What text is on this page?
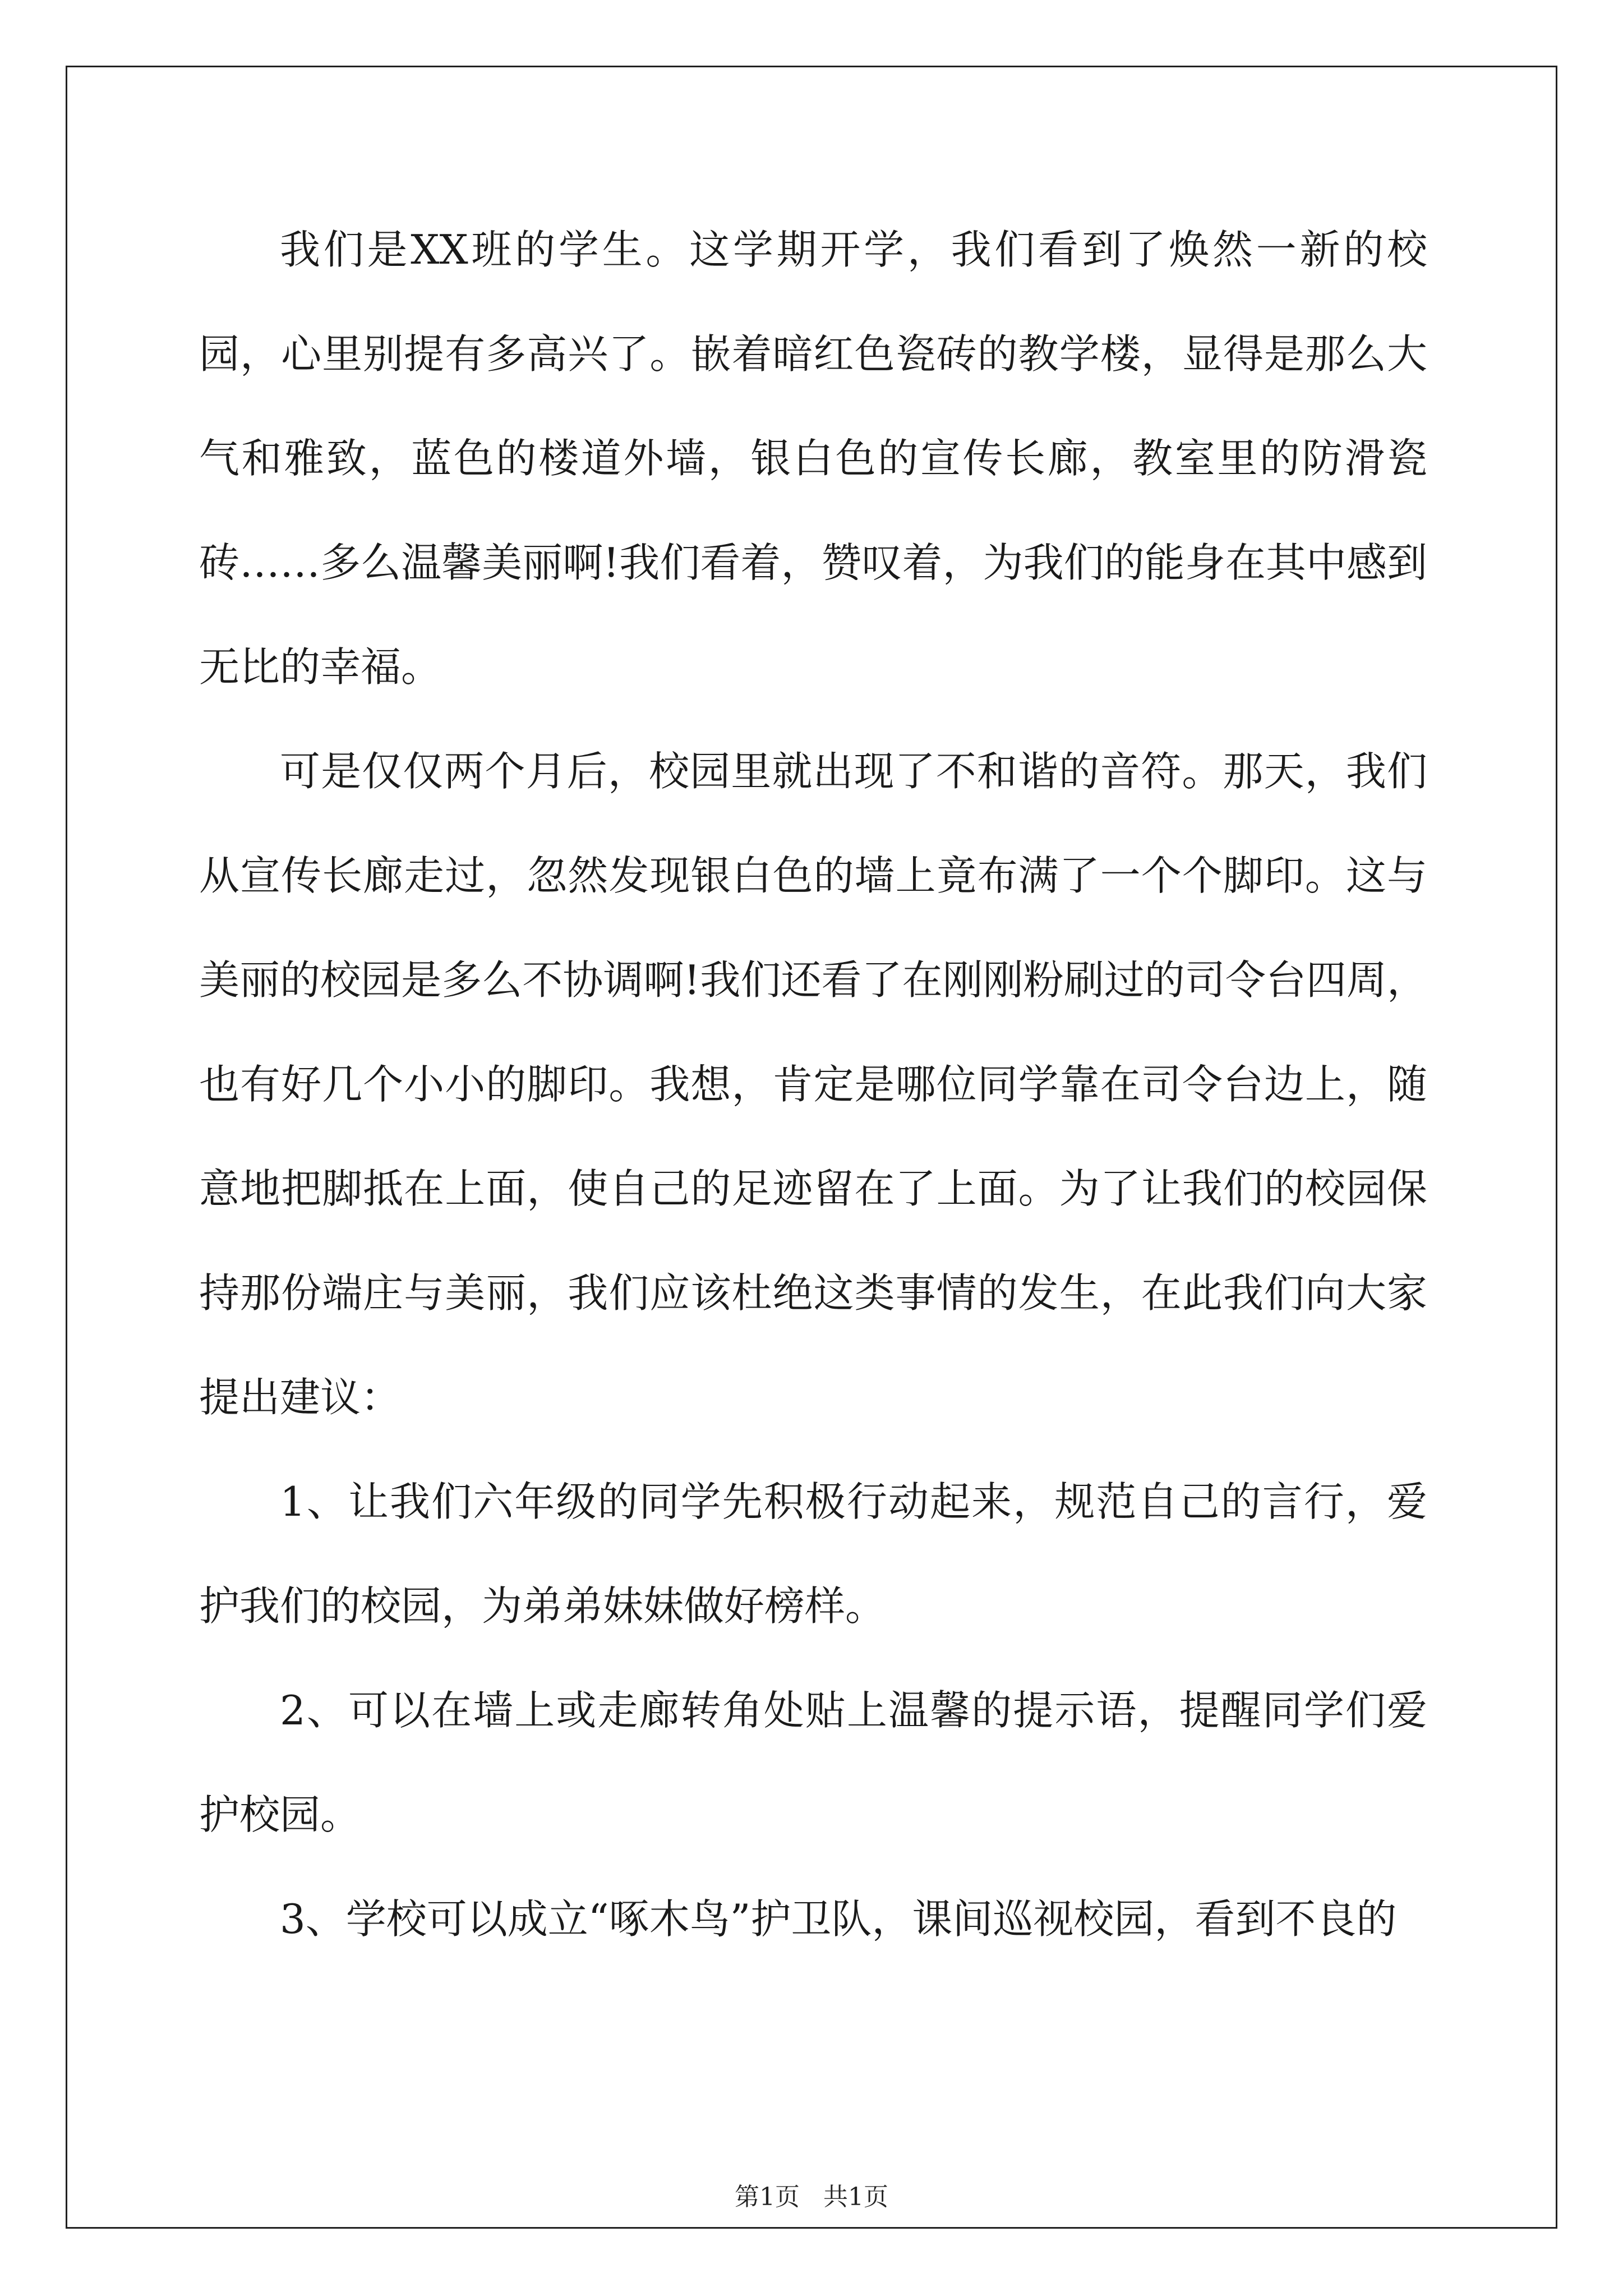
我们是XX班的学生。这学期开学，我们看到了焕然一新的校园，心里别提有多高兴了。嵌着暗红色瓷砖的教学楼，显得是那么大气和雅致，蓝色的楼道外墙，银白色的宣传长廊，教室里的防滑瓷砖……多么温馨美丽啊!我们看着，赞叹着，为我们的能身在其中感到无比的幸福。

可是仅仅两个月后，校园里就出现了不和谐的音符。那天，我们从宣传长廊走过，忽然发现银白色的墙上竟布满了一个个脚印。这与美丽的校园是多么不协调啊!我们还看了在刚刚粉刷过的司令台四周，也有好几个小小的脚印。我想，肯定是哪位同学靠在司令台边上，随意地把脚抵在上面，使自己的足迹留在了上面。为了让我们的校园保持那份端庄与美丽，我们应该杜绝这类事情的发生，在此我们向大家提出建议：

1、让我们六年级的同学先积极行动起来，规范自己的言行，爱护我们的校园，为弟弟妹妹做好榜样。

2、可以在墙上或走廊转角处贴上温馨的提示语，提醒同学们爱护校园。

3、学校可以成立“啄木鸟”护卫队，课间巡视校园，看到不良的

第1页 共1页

- [WORK TO DO]: Go through the data above and transcribe it in full, omitting any image.

- [REPLY TO THE EXERCISE]:
What text is on this page?
我们是XX班的学生。这学期开学，我们看到了焕然一新的校园，心里别提有多高兴了。嵌着暗红色瓷砖的教学楼，显得是那么大气和雅致，蓝色的楼道外墙，银白色的宣传长廊，教室里的防滑瓷砖……多么温馨美丽啊!我们看着，赞叹着，为我们的能身在其中感到无比的幸福。

可是仅仅两个月后，校园里就出现了不和谐的音符。那天，我们从宣传长廊走过，忽然发现银白色的墙上竟布满了一个个脚印。这与美丽的校园是多么不协调啊!我们还看了在刚刚粉刷过的司令台四周，也有好几个小小的脚印。我想，肯定是哪位同学靠在司令台边上，随意地把脚抵在上面，使自己的足迹留在了上面。为了让我们的校园保持那份端庄与美丽，我们应该杜绝这类事情的发生，在此我们向大家提出建议：

1、让我们六年级的同学先积极行动起来，规范自己的言行，爱护我们的校园，为弟弟妹妹做好榜样。

2、可以在墙上或走廊转角处贴上温馨的提示语，提醒同学们爱护校园。

3、学校可以成立“啄木鸟”护卫队，课间巡视校园，看到不良的

第1页 共1页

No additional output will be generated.